Start Provided material

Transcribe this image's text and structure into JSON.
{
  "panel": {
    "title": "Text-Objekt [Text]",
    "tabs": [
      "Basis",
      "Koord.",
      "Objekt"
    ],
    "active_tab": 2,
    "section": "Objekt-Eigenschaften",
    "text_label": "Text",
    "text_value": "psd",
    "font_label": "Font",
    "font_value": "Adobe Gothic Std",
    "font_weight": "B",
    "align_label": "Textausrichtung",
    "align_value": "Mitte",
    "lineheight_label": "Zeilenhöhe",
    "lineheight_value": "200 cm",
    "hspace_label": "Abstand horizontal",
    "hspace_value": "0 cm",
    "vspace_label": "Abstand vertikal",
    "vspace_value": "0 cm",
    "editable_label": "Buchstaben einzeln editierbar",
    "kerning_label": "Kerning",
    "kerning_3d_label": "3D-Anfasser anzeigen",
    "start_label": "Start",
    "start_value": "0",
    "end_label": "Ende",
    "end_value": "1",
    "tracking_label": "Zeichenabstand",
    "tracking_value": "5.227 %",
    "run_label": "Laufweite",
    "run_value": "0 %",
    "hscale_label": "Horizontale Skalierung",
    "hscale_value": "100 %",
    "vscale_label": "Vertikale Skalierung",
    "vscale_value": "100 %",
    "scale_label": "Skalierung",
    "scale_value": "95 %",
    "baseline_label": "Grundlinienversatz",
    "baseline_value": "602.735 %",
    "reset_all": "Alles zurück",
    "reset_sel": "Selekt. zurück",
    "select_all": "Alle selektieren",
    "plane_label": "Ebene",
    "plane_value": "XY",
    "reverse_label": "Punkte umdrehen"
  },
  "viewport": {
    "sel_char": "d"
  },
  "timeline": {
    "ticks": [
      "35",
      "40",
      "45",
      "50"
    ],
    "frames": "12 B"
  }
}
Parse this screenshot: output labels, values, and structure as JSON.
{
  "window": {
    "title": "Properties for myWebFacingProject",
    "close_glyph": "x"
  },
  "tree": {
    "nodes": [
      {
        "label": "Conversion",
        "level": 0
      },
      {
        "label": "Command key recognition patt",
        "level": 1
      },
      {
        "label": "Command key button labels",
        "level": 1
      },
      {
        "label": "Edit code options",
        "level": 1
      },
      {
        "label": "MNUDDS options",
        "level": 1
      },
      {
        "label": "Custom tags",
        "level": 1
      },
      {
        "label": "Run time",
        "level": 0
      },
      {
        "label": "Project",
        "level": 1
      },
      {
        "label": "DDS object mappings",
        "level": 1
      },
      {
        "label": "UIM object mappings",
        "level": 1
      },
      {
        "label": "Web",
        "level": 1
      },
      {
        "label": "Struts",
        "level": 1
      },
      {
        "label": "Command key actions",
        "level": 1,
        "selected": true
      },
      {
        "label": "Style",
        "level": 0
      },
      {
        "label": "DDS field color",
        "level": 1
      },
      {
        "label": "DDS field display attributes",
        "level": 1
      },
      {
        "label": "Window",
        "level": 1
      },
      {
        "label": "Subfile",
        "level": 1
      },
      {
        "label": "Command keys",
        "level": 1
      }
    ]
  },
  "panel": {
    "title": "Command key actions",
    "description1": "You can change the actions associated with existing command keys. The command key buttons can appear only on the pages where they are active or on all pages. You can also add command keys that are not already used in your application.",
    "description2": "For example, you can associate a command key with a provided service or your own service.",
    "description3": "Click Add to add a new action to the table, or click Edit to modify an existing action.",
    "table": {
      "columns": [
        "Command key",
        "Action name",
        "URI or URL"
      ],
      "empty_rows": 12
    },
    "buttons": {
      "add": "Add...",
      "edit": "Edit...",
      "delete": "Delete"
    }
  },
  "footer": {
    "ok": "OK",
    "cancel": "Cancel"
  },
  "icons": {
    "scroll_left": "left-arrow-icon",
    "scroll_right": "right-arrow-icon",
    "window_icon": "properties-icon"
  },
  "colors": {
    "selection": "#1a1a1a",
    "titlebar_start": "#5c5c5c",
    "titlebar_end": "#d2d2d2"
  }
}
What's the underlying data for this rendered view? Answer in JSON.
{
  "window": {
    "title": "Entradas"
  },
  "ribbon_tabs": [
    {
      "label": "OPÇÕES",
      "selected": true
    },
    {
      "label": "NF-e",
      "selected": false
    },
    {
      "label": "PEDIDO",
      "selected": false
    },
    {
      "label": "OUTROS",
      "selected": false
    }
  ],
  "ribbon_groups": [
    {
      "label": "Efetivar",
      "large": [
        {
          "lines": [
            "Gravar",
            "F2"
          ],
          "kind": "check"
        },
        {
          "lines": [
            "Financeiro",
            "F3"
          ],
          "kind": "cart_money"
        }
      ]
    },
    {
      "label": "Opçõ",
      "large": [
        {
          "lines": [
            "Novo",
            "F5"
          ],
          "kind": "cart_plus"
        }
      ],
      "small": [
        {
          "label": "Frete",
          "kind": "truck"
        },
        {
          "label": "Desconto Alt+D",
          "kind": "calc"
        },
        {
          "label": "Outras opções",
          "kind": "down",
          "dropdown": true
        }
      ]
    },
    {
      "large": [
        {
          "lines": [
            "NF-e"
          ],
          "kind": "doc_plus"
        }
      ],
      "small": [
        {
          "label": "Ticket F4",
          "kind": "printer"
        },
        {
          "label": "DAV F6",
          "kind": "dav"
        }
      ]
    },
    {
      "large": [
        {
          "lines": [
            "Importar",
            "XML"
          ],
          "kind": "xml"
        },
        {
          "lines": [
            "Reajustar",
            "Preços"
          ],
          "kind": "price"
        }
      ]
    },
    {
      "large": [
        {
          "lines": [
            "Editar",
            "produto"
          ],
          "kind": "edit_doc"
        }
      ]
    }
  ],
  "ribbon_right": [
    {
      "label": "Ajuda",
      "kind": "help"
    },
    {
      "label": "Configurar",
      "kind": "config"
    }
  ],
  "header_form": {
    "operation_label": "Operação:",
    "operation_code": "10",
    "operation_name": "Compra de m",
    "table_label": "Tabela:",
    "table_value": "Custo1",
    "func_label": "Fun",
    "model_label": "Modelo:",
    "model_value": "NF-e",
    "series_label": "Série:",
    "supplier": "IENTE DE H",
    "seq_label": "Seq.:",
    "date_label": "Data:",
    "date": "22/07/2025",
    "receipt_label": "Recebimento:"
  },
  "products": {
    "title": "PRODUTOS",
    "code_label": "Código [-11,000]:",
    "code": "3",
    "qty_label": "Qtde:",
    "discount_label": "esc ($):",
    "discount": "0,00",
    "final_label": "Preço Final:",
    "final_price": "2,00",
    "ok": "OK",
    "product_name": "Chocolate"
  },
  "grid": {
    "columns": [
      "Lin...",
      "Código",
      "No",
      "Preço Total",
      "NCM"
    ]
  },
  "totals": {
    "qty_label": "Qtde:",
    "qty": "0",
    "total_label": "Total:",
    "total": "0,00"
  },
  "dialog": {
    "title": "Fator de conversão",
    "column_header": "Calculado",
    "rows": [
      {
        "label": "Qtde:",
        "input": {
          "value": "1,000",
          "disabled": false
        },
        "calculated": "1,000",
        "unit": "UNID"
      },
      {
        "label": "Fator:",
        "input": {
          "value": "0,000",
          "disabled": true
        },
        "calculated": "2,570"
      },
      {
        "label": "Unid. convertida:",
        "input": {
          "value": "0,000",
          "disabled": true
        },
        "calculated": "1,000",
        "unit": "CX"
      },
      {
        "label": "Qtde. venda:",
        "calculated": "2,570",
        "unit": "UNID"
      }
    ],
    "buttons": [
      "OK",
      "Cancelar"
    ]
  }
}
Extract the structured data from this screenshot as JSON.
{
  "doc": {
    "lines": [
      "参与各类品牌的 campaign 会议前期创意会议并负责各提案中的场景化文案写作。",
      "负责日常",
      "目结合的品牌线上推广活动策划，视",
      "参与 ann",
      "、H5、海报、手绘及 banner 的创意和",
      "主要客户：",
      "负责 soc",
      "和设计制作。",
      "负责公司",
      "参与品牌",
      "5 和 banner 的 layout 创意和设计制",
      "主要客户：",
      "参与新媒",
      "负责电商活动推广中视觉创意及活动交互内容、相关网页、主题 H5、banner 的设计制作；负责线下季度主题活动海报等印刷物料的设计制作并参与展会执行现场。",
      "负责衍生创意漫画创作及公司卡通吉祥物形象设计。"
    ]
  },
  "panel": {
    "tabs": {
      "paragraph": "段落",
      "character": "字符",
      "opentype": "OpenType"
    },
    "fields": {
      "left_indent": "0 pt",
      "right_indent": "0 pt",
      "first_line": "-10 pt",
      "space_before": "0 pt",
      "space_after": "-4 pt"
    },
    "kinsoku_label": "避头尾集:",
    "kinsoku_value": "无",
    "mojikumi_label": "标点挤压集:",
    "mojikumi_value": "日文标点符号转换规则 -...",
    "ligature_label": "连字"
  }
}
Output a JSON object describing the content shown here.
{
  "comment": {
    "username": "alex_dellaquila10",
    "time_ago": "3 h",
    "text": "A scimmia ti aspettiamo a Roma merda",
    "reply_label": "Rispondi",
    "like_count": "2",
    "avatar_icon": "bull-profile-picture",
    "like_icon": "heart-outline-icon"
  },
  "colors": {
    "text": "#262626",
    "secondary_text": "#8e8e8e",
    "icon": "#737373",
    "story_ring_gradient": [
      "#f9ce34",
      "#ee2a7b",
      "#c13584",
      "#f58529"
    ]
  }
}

End Provided material

*Do this*: Show each line holding the word "with".

*Final answer*:
    "description1": "You can change the actions associated with existing command keys. The command key buttons can appear only on the pages where they are active or on all pages. You can also add command keys that are not already used in your application.",
    "description2": "For example, you can associate a command key with a provided service or your own service.",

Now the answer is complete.